** START Page excerpt **

Amaterasu peeked out of the cave and saw herself reflected in the mirror.  She edged out of the cave to get a better look at her reflection (which she believed to be the other sun-deity) and one of the kami, who was hidden just outside of the cave, grabbed her and dragged her away from the door while the other kami put a rope over the cave door so she couldn't go back inside.
And thus light was restored to the world!
Susanoo was then fined for being a jerk and his beard was cut off and his fingernails and toenails were cut off****** and he was thrown out because nobody liked him any more.
In the Nihon Shoki, and in the children's version of the Kojiki that I've been reading, the story then continues that because it was pouring rain, Susanoo made himself a straw hat and straw coat and went around begging shelter from the various kami, who refused to let him in because he had been thrown out for being a jerk.
Anyway, the chapter ends there!  There's a lot more of Susanoo's story, but we'll get to that next time!

*When Confucianists were horrified by this story and said that Amaterasu and Susanoo were committing incest, the Shintoists pointed out that they were on opposite sides of the river and so obviously they weren't committing incest.  Obviously.

**What well?  Weren't they at a river???

***From page 78:

"That which appears to be faeces must be what my brother has vomited and strewn about while drunk."

How is this preferable???

****Skinning animals alive and skinning them backward are both super taboo, so Susanoo is being ULTRA TABOO.

*****If you think that seems crazy and dangerous, some forms of Taiwanese spirit possession involve self-mutilation.  For an interesting book on the subject, I recommend David Jordan's Gods, Ghosts, & Ancestors: Folk Religion in a Taiwanese Village, which is available for free (and legally!) online in its entirety.

******Some manuscripts say his fingernails and toenails were actually yanked out.  Yay.

Monday, February 20, 2012

Kojiki (part two)

Academic post #8
Kojiki (part two): This is basically why you should always keep peaches on hand

Previously on the Kojiki, Izanami died after giving birth to the fire kami.

Izanagi decided to follow his wife to the land of the dead, which was called Yomi.  Izanami came out to greet him, whereupon he said to her, and I quote, "O, my beloved spouse, the lands which you and I were making have not yet been completed; you must come back!"
...well, so much for love.
Unfortunately, Izanami had already eaten food from Yomi so she could not return to the land of the living.*  However, moved by her husband's bravery, she decided to go plead with the gods of Yomi,** but before she left she told her husband not to look at her.
You know how this is going to end.
Anyway, Izanagi waited and waited and waited and eventually he couldn't wait any more so he broke off the tooth of the comb in his hair bunch and lit it on fire and turned around to look at Izanami.  What did he see?  Well, the maggot-infested corpse*** of his beloved, of course.  Izanagi, being somewhat understandably super grossed out, turned and fled.
Unfortunately, fleeing from your spouse's grossness after she explicitly told you NOT to look at her is not the greatest idea, and Izanami was royally ticked.  She sent the hags of Yomi after her husband, beginning perhaps the greatest chase scene ever written.
(You might want to put on some exciting music at this point.)

** END Page excerpt **
** START Information supplied **

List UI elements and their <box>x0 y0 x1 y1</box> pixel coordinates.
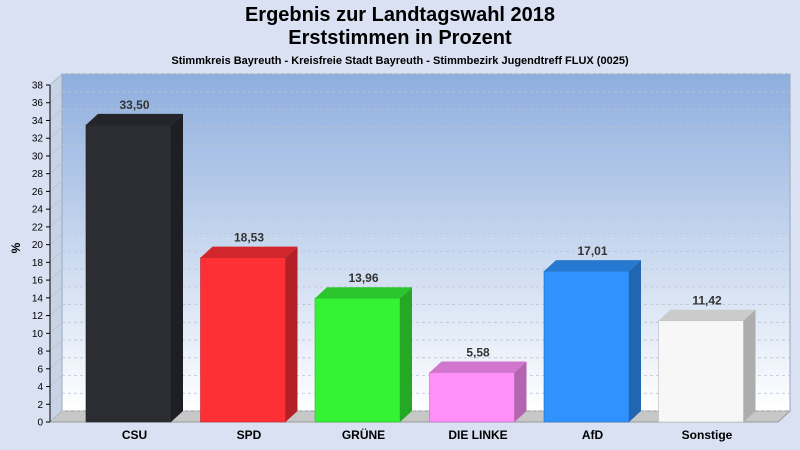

** END Information supplied **

Exercises:
1 – According to the Kojiki retelling, why could Izanami not go back with Izanagi to the land of the living?
2 – Carry on the Kojiki retelling past its final line.

Answers by task:
1 – Izanami could not return because she had already eaten food from Yomi, the land of the dead.

2 –
Izanagi ran from the hags!  He undid his hair tie and threw it on the ground and it turned into grapes!  The hags stopped to eat the grapes!  He fled!  But the hags finished eating the grapes and started chasing him again!  So Izanagi grabbed a comb from his hair and threw it on the ground!  It turned into bamboo!  The hags stopped to eat the bamboo!  Izanagi got away!
But he wasn't safe yet!  Izanami sent the hordes of Yomi after him!  (She was really, really ticked.)  Izanagi unsheathed his sword and fled while waving it behind him!  It...did absolutely nothing, actually, as far as I can tell.
Suddenly, Izanagi arrived at the pass back to the world of the living!  He grabbed three peaches and lay in wait for his pursuers!  THEN
(dramatic pause)
HE ATTACKED THEM WITH THE PEACHES AND THEY ALL TURNED AND FLED!

...man, all that excitement wore me out.
Have I mentioned that I love reading this book?
To be fair, the peach thing isn't as totally random as it seems, because peaches were believed to ward off demons and evil spirits in China, so presumably the idea was imported and integrated into the story.
Still, it gives you a new appreciation for peaches--they can save you from the hordes of Yomi AND make a tasty snack!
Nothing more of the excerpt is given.